WRITTEN PROBLEM: Skip the pictures and quote all of the lines exactly.

[A block of data]
━━━━━━━━━━━━━━━━━━━━

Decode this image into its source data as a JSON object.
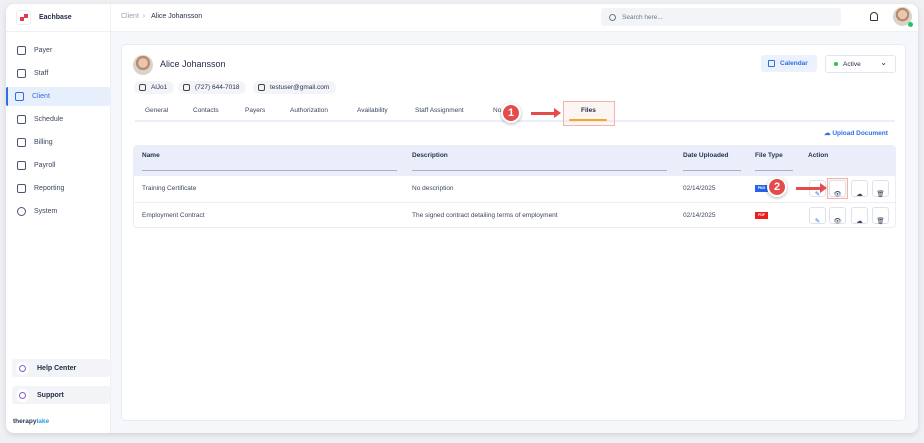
{
  "app": {
    "name": "Eachbase",
    "brand_a": "therapy",
    "brand_b": "lake"
  },
  "sidebar": {
    "items": [
      {
        "label": "Payer",
        "icon": "shield-icon"
      },
      {
        "label": "Staff",
        "icon": "staff-icon"
      },
      {
        "label": "Client",
        "icon": "user-icon",
        "active": true
      },
      {
        "label": "Schedule",
        "icon": "calendar-icon"
      },
      {
        "label": "Billing",
        "icon": "billing-icon"
      },
      {
        "label": "Payroll",
        "icon": "payroll-icon"
      },
      {
        "label": "Reporting",
        "icon": "report-icon"
      },
      {
        "label": "System",
        "icon": "gear-icon"
      }
    ],
    "help": "Help Center",
    "support": "Support"
  },
  "header": {
    "breadcrumb": [
      "Client",
      "Alice Johansson"
    ],
    "search_placeholder": "Search here..."
  },
  "client": {
    "name": "Alice Johansson",
    "id": "AlJo1",
    "phone": "(727) 644-7018",
    "email": "testuser@gmail.com",
    "calendar": "Calendar",
    "status": "Active",
    "status_color": "#22c55e"
  },
  "tabs": [
    "General",
    "Contacts",
    "Payers",
    "Authorization",
    "Availability",
    "Staff Assignment",
    "No",
    "Files"
  ],
  "active_tab": "Files",
  "upload": "Upload Document",
  "table": {
    "columns": [
      "Name",
      "Description",
      "Date Uploaded",
      "File Type",
      "Action"
    ],
    "rows": [
      {
        "name": "Training Certificate",
        "description": "No description",
        "date": "02/14/2025",
        "type": "PNG",
        "type_color": "#2563eb"
      },
      {
        "name": "Employment Contract",
        "description": "The signed contract detailing terms of employment",
        "date": "02/14/2025",
        "type": "PDF",
        "type_color": "#ef1c1c"
      }
    ]
  },
  "annotations": [
    "1",
    "2"
  ],
  "accent": "#2e6ee6"
}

━━━━━━━━━━━━━━━━━━━━

TASK OUTPUT:
Decode this image into its source data as a JSON object.
{
  "app": {
    "name": "Eachbase",
    "brand_a": "therapy",
    "brand_b": "lake"
  },
  "sidebar": {
    "items": [
      {
        "label": "Payer",
        "icon": "shield-icon"
      },
      {
        "label": "Staff",
        "icon": "staff-icon"
      },
      {
        "label": "Client",
        "icon": "user-icon",
        "active": true
      },
      {
        "label": "Schedule",
        "icon": "calendar-icon"
      },
      {
        "label": "Billing",
        "icon": "billing-icon"
      },
      {
        "label": "Payroll",
        "icon": "payroll-icon"
      },
      {
        "label": "Reporting",
        "icon": "report-icon"
      },
      {
        "label": "System",
        "icon": "gear-icon"
      }
    ],
    "help": "Help Center",
    "support": "Support"
  },
  "header": {
    "breadcrumb": [
      "Client",
      "Alice Johansson"
    ],
    "search_placeholder": "Search here..."
  },
  "client": {
    "name": "Alice Johansson",
    "id": "AlJo1",
    "phone": "(727) 644-7018",
    "email": "testuser@gmail.com",
    "calendar": "Calendar",
    "status": "Active",
    "status_color": "#22c55e"
  },
  "tabs": [
    "General",
    "Contacts",
    "Payers",
    "Authorization",
    "Availability",
    "Staff Assignment",
    "No",
    "Files"
  ],
  "active_tab": "Files",
  "upload": "Upload Document",
  "table": {
    "columns": [
      "Name",
      "Description",
      "Date Uploaded",
      "File Type",
      "Action"
    ],
    "rows": [
      {
        "name": "Training Certificate",
        "description": "No description",
        "date": "02/14/2025",
        "type": "PNG",
        "type_color": "#2563eb"
      },
      {
        "name": "Employment Contract",
        "description": "The signed contract detailing terms of employment",
        "date": "02/14/2025",
        "type": "PDF",
        "type_color": "#ef1c1c"
      }
    ]
  },
  "annotations": [
    "1",
    "2"
  ],
  "accent": "#2e6ee6"
}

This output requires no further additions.